Return the material exactly as supplied, apart from the pictures, which are omitted.
** begin MATERIAL SUPPLIED **
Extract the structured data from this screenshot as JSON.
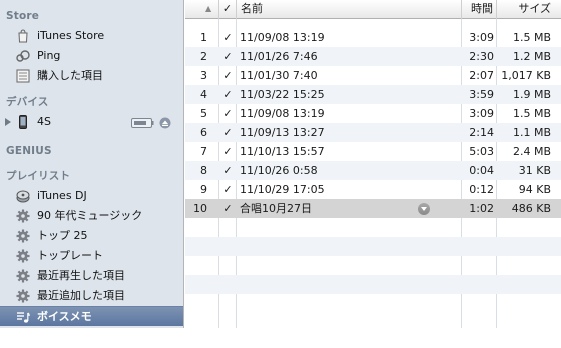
{
  "sidebar": {
    "sections": {
      "store": "Store",
      "devices": "デバイス",
      "genius": "GENIUS",
      "playlists": "プレイリスト"
    },
    "store_items": [
      {
        "label": "iTunes Store",
        "icon": "itunes-store-icon"
      },
      {
        "label": "Ping",
        "icon": "ping-icon"
      },
      {
        "label": "購入した項目",
        "icon": "purchased-icon"
      }
    ],
    "device": {
      "label": "4S",
      "icon": "iphone-icon"
    },
    "playlist_items": [
      {
        "label": "iTunes DJ",
        "icon": "itunes-dj-icon"
      },
      {
        "label": "90 年代ミュージック",
        "icon": "smart-playlist-gear-icon"
      },
      {
        "label": "トップ 25",
        "icon": "smart-playlist-gear-icon"
      },
      {
        "label": "トップレート",
        "icon": "smart-playlist-gear-icon"
      },
      {
        "label": "最近再生した項目",
        "icon": "smart-playlist-gear-icon"
      },
      {
        "label": "最近追加した項目",
        "icon": "smart-playlist-gear-icon"
      },
      {
        "label": "ボイスメモ",
        "icon": "voice-memo-playlist-icon",
        "selected": true
      }
    ]
  },
  "table": {
    "headers": {
      "check": "✓",
      "name": "名前",
      "time": "時間",
      "size": "サイズ",
      "sort_indicator": "▲"
    },
    "rows": [
      {
        "num": "1",
        "checked": "✓",
        "name": "11/09/08 13:19",
        "time": "3:09",
        "size": "1.5 MB"
      },
      {
        "num": "2",
        "checked": "✓",
        "name": "11/01/26 7:46",
        "time": "2:30",
        "size": "1.2 MB"
      },
      {
        "num": "3",
        "checked": "✓",
        "name": "11/01/30 7:40",
        "time": "2:07",
        "size": "1,017 KB"
      },
      {
        "num": "4",
        "checked": "✓",
        "name": "11/03/22 15:25",
        "time": "3:59",
        "size": "1.9 MB"
      },
      {
        "num": "5",
        "checked": "✓",
        "name": "11/09/08 13:19",
        "time": "3:09",
        "size": "1.5 MB"
      },
      {
        "num": "6",
        "checked": "✓",
        "name": "11/09/13 13:27",
        "time": "2:14",
        "size": "1.1 MB"
      },
      {
        "num": "7",
        "checked": "✓",
        "name": "11/10/13 15:57",
        "time": "5:03",
        "size": "2.4 MB"
      },
      {
        "num": "8",
        "checked": "✓",
        "name": "11/10/26 0:58",
        "time": "0:04",
        "size": "31 KB"
      },
      {
        "num": "9",
        "checked": "✓",
        "name": "11/10/29 17:05",
        "time": "0:12",
        "size": "94 KB"
      },
      {
        "num": "10",
        "checked": "✓",
        "name": "合唱10月27日",
        "time": "1:02",
        "size": "486 KB",
        "selected": true
      }
    ]
  },
  "colors": {
    "sidebar_bg": "#dde4ec",
    "selection": "#5c76a0",
    "alt_row": "#f0f4f8"
  }
}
** end MATERIAL SUPPLIED **
# CORRECT ANSWER
Extract the structured data from this screenshot as JSON.
{
  "sidebar": {
    "sections": {
      "store": "Store",
      "devices": "デバイス",
      "genius": "GENIUS",
      "playlists": "プレイリスト"
    },
    "store_items": [
      {
        "label": "iTunes Store",
        "icon": "itunes-store-icon"
      },
      {
        "label": "Ping",
        "icon": "ping-icon"
      },
      {
        "label": "購入した項目",
        "icon": "purchased-icon"
      }
    ],
    "device": {
      "label": "4S",
      "icon": "iphone-icon"
    },
    "playlist_items": [
      {
        "label": "iTunes DJ",
        "icon": "itunes-dj-icon"
      },
      {
        "label": "90 年代ミュージック",
        "icon": "smart-playlist-gear-icon"
      },
      {
        "label": "トップ 25",
        "icon": "smart-playlist-gear-icon"
      },
      {
        "label": "トップレート",
        "icon": "smart-playlist-gear-icon"
      },
      {
        "label": "最近再生した項目",
        "icon": "smart-playlist-gear-icon"
      },
      {
        "label": "最近追加した項目",
        "icon": "smart-playlist-gear-icon"
      },
      {
        "label": "ボイスメモ",
        "icon": "voice-memo-playlist-icon",
        "selected": true
      }
    ]
  },
  "table": {
    "headers": {
      "check": "✓",
      "name": "名前",
      "time": "時間",
      "size": "サイズ",
      "sort_indicator": "▲"
    },
    "rows": [
      {
        "num": "1",
        "checked": "✓",
        "name": "11/09/08 13:19",
        "time": "3:09",
        "size": "1.5 MB"
      },
      {
        "num": "2",
        "checked": "✓",
        "name": "11/01/26 7:46",
        "time": "2:30",
        "size": "1.2 MB"
      },
      {
        "num": "3",
        "checked": "✓",
        "name": "11/01/30 7:40",
        "time": "2:07",
        "size": "1,017 KB"
      },
      {
        "num": "4",
        "checked": "✓",
        "name": "11/03/22 15:25",
        "time": "3:59",
        "size": "1.9 MB"
      },
      {
        "num": "5",
        "checked": "✓",
        "name": "11/09/08 13:19",
        "time": "3:09",
        "size": "1.5 MB"
      },
      {
        "num": "6",
        "checked": "✓",
        "name": "11/09/13 13:27",
        "time": "2:14",
        "size": "1.1 MB"
      },
      {
        "num": "7",
        "checked": "✓",
        "name": "11/10/13 15:57",
        "time": "5:03",
        "size": "2.4 MB"
      },
      {
        "num": "8",
        "checked": "✓",
        "name": "11/10/26 0:58",
        "time": "0:04",
        "size": "31 KB"
      },
      {
        "num": "9",
        "checked": "✓",
        "name": "11/10/29 17:05",
        "time": "0:12",
        "size": "94 KB"
      },
      {
        "num": "10",
        "checked": "✓",
        "name": "合唱10月27日",
        "time": "1:02",
        "size": "486 KB",
        "selected": true
      }
    ]
  },
  "colors": {
    "sidebar_bg": "#dde4ec",
    "selection": "#5c76a0",
    "alt_row": "#f0f4f8"
  }
}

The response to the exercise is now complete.